▸ **Records for processing**:
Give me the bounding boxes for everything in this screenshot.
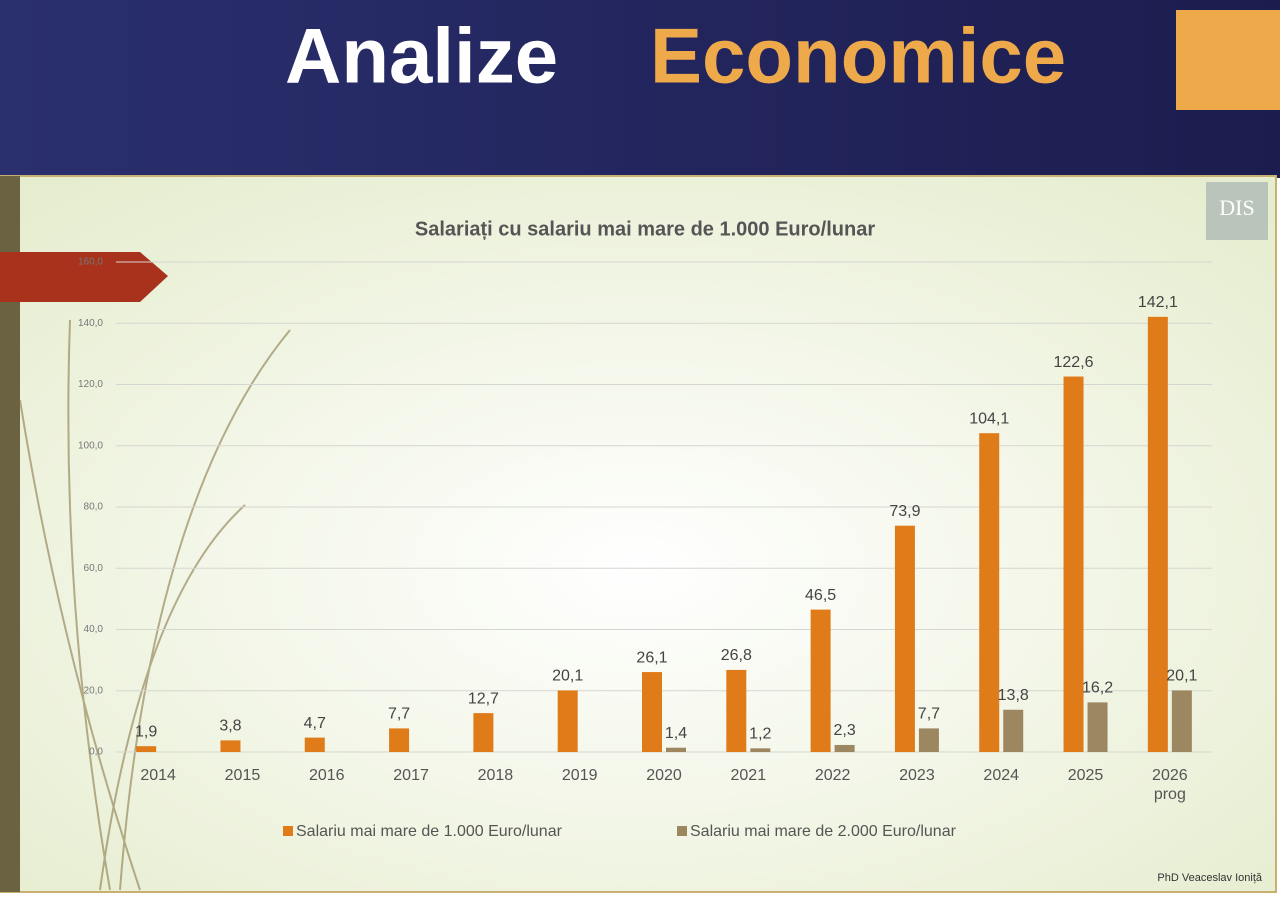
bar	[1087, 702, 1108, 752]
bar	[979, 433, 1000, 752]
bar	[1171, 690, 1192, 752]
bar	[473, 713, 494, 752]
header-title-1: Analize	[285, 12, 558, 100]
data-label: 2,3	[833, 722, 855, 739]
y-tick-label: 40,0	[84, 624, 104, 635]
x-tick-label: 2019	[561, 767, 598, 784]
decor-curves	[19, 319, 291, 891]
data-label: 1,9	[135, 723, 157, 740]
bar	[726, 669, 747, 752]
y-tick-label: 80,0	[84, 502, 104, 513]
x-tick-label: 2020	[646, 767, 682, 784]
panel-stripe	[0, 176, 20, 892]
y-tick-label: 20,0	[84, 685, 104, 696]
logo	[1206, 182, 1268, 240]
y-tick-label: 0,0	[89, 747, 103, 758]
x-tick-label: 2023	[899, 767, 935, 784]
x-tick-label: 2026 prog	[1152, 767, 1188, 803]
x-tick-label: 2015	[224, 767, 261, 784]
footer-author: PhD Veaceslav Ioniță	[1157, 872, 1262, 884]
y-tick-label: 160,0	[78, 257, 103, 268]
legend-label: Salariu mai mare de 2.000 Euro/lunar	[690, 823, 957, 840]
bar	[304, 737, 325, 752]
data-label: 16,2	[1082, 680, 1113, 697]
bar	[834, 744, 855, 752]
x-tick-label: 2022	[814, 767, 851, 784]
x-tick-label: 2014	[140, 767, 176, 784]
x-tick-label: 2024	[983, 767, 1020, 784]
data-label: 73,9	[889, 503, 920, 520]
bar	[642, 672, 662, 752]
bar	[220, 740, 241, 752]
y-tick-label: 140,0	[78, 318, 103, 329]
bar	[810, 609, 831, 752]
bar	[1147, 316, 1168, 752]
header-title-2: Economice	[650, 12, 1066, 100]
data-label: 20,1	[1166, 668, 1197, 685]
x-tick-label: 2025	[1067, 767, 1104, 784]
x-tick-label: 2016	[308, 767, 345, 784]
y-tick-label: 60,0	[84, 563, 104, 574]
bar	[894, 525, 915, 752]
data-label: 20,1	[552, 668, 583, 685]
legend-swatch	[677, 826, 687, 836]
data-label: 122,6	[1054, 354, 1094, 371]
y-tick-label: 120,0	[78, 379, 103, 390]
logo-text: DIS	[1219, 195, 1254, 220]
bar	[918, 728, 939, 752]
x-tick-label: 2018	[477, 767, 514, 784]
data-label: 12,7	[468, 690, 499, 707]
data-label: 26,1	[636, 649, 667, 666]
bar	[1003, 709, 1024, 752]
legend-swatch	[283, 826, 293, 836]
x-tick-label: 2021	[730, 767, 767, 784]
data-label: 46,5	[805, 587, 836, 604]
decor-arrow	[0, 252, 168, 302]
data-label: 7,7	[918, 706, 940, 723]
data-label: 7,7	[388, 706, 410, 723]
data-label: 4,7	[304, 715, 326, 732]
bar	[1063, 376, 1084, 752]
bar	[666, 747, 686, 752]
data-label: 26,8	[721, 647, 752, 664]
header-band	[0, 0, 1280, 178]
chart-title: Salariați cu salariu mai mare de 1.000 E…	[415, 218, 875, 240]
data-label: 1,2	[749, 726, 771, 743]
data-label: 104,1	[969, 410, 1009, 427]
data-label: 3,8	[219, 718, 241, 735]
x-tick-label: 2017	[393, 767, 429, 784]
y-tick-label: 100,0	[78, 440, 103, 451]
header-square	[1176, 10, 1280, 110]
bar	[557, 690, 578, 752]
bar	[389, 728, 410, 752]
legend-label: Salariu mai mare de 1.000 Euro/lunar	[296, 823, 563, 840]
data-label: 13,8	[998, 687, 1029, 704]
bar	[136, 746, 157, 752]
data-label: 1,4	[665, 725, 687, 742]
bar	[750, 748, 771, 752]
data-label: 142,1	[1138, 294, 1178, 311]
chart-panel	[0, 175, 1277, 893]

▸ **What to produce**:
Lay out every line of the records above as a Markdown table with the columns "Row" and "Line", numbering the rows and skipping blank lines. Leave the pictures out.

▸ **Full response**:
| Row | Line |
|---|---|
| 1 | Give me the bounding boxes for everything in this screenshot. |
| 2 | bar	[1087, 702, 1108, 752] |
| 3 | bar	[979, 433, 1000, 752] |
| 4 | bar	[1171, 690, 1192, 752] |
| 5 | bar	[473, 713, 494, 752] |
| 6 | header-title-1: Analize	[285, 12, 558, 100] |
| 7 | data-label: 2,3	[833, 722, 855, 739] |
| 8 | y-tick-label: 40,0	[84, 624, 104, 635] |
| 9 | x-tick-label: 2019	[561, 767, 598, 784] |
| 10 | decor-curves	[19, 319, 291, 891] |
| 11 | data-label: 1,9	[135, 723, 157, 740] |
| 12 | bar	[726, 669, 747, 752] |
| 13 | y-tick-label: 80,0	[84, 502, 104, 513] |
| 14 | x-tick-label: 2020	[646, 767, 682, 784] |
| 15 | panel-stripe	[0, 176, 20, 892] |
| 16 | y-tick-label: 20,0	[84, 685, 104, 696] |
| 17 | logo	[1206, 182, 1268, 240] |
| 18 | y-tick-label: 0,0	[89, 747, 103, 758] |
| 19 | x-tick-label: 2023	[899, 767, 935, 784] |
| 20 | x-tick-label: 2026 prog	[1152, 767, 1188, 803] |
| 21 | x-tick-label: 2015	[224, 767, 261, 784] |
| 22 | footer-author: PhD Veaceslav Ioniță	[1157, 872, 1262, 884] |
| 23 | y-tick-label: 160,0	[78, 257, 103, 268] |
| 24 | legend-label: Salariu mai mare de 2.000 Euro/lunar	[690, 823, 957, 840] |
| 25 | bar	[304, 737, 325, 752] |
| 26 | data-label: 16,2	[1082, 680, 1113, 697] |
| 27 | bar	[834, 744, 855, 752] |
| 28 | x-tick-label: 2022	[814, 767, 851, 784] |
| 29 | x-tick-label: 2014	[140, 767, 176, 784] |
| 30 | x-tick-label: 2024	[983, 767, 1020, 784] |
| 31 | data-label: 73,9	[889, 503, 920, 520] |
| 32 | bar	[642, 672, 662, 752] |
| 33 | bar	[220, 740, 241, 752] |
| 34 | y-tick-label: 140,0	[78, 318, 103, 329] |
| 35 | bar	[810, 609, 831, 752] |
| 36 | bar	[1147, 316, 1168, 752] |
| 37 | header-title-2: Economice	[650, 12, 1066, 100] |
| 38 | data-label: 20,1	[1166, 668, 1197, 685] |
| 39 | x-tick-label: 2025	[1067, 767, 1104, 784] |
| 40 | x-tick-label: 2016	[308, 767, 345, 784] |
| 41 | y-tick-label: 60,0	[84, 563, 104, 574] |
| 42 | bar	[894, 525, 915, 752] |
| 43 | data-label: 20,1	[552, 668, 583, 685] |
| 44 | legend-swatch	[677, 826, 687, 836] |
| 45 | data-label: 122,6	[1054, 354, 1094, 371] |
| 46 | y-tick-label: 120,0	[78, 379, 103, 390] |
| 47 | logo-text: DIS	[1219, 195, 1254, 220] |
| 48 | bar	[918, 728, 939, 752] |
| 49 | x-tick-label: 2018	[477, 767, 514, 784] |
| 50 | data-label: 12,7	[468, 690, 499, 707] |
| 51 | data-label: 26,1	[636, 649, 667, 666] |
| 52 | bar	[1003, 709, 1024, 752] |
| 53 | legend-swatch	[283, 826, 293, 836] |
| 54 | x-tick-label: 2021	[730, 767, 767, 784] |
| 55 | data-label: 46,5	[805, 587, 836, 604] |
| 56 | decor-arrow	[0, 252, 168, 302] |
| 57 | data-label: 7,7	[918, 706, 940, 723] |
| 58 | data-label: 7,7	[388, 706, 410, 723] |
| 59 | data-label: 4,7	[304, 715, 326, 732] |
| 60 | bar	[1063, 376, 1084, 752] |
| 61 | bar	[666, 747, 686, 752] |
| 62 | data-label: 26,8	[721, 647, 752, 664] |
| 63 | header-band	[0, 0, 1280, 178] |
| 64 | chart-title: Salariați cu salariu mai mare de 1.000 E…	[415, 218, 875, 240] |
| 65 | data-label: 1,2	[749, 726, 771, 743] |
| 66 | data-label: 104,1	[969, 410, 1009, 427] |
| 67 | data-label: 3,8	[219, 718, 241, 735] |
| 68 | x-tick-label: 2017	[393, 767, 429, 784] |
| 69 | y-tick-label: 100,0	[78, 440, 103, 451] |
| 70 | header-square	[1176, 10, 1280, 110] |
| 71 | bar	[557, 690, 578, 752] |
| 72 | bar	[389, 728, 410, 752] |
| 73 | legend-label: Salariu mai mare de 1.000 Euro/lunar	[296, 823, 563, 840] |
| 74 | data-label: 13,8	[998, 687, 1029, 704] |
| 75 | bar	[136, 746, 157, 752] |
| 76 | data-label: 1,4	[665, 725, 687, 742] |
| 77 | bar	[750, 748, 771, 752] |
| 78 | data-label: 142,1	[1138, 294, 1178, 311] |
| 79 | chart-panel	[0, 175, 1277, 893] |